*WHAT NEEDS TO BE DONE:*
Reproduce every entry exactly and leave its pictures out.

========================================================================

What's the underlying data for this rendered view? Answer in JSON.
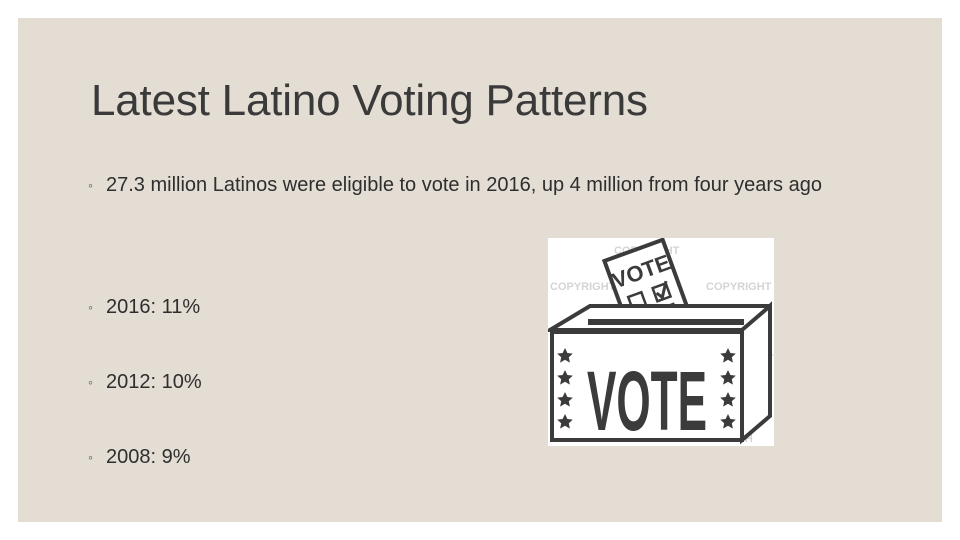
{
  "slide": {
    "title": "Latest Latino Voting Patterns",
    "bullet_marker": "◦",
    "bullets": [
      "27.3 million Latinos were eligible to vote in 2016, up 4 million from four years ago",
      "2016: 11%",
      "2012: 10%",
      "2008: 9%"
    ]
  },
  "image": {
    "icon": "ballot-box-icon",
    "ballot_text": "VOTE",
    "box_text": "VOTE",
    "watermark_text": "COPYRIGHT",
    "watermark_text_2": "FOTOSEARCH"
  },
  "colors": {
    "background": "#e3ddd3",
    "title": "#3a3a3a",
    "text": "#2e2e2e",
    "ink": "#3b3b3b"
  }
}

========================================================================

*RESULT BELOW:*
What's the underlying data for this rendered view? Answer in JSON.
{
  "slide": {
    "title": "Latest Latino Voting Patterns",
    "bullet_marker": "◦",
    "bullets": [
      "27.3 million Latinos were eligible to vote in 2016, up 4 million from four years ago",
      "2016: 11%",
      "2012: 10%",
      "2008: 9%"
    ]
  },
  "image": {
    "icon": "ballot-box-icon",
    "ballot_text": "VOTE",
    "box_text": "VOTE",
    "watermark_text": "COPYRIGHT",
    "watermark_text_2": "FOTOSEARCH"
  },
  "colors": {
    "background": "#e3ddd3",
    "title": "#3a3a3a",
    "text": "#2e2e2e",
    "ink": "#3b3b3b"
  }
}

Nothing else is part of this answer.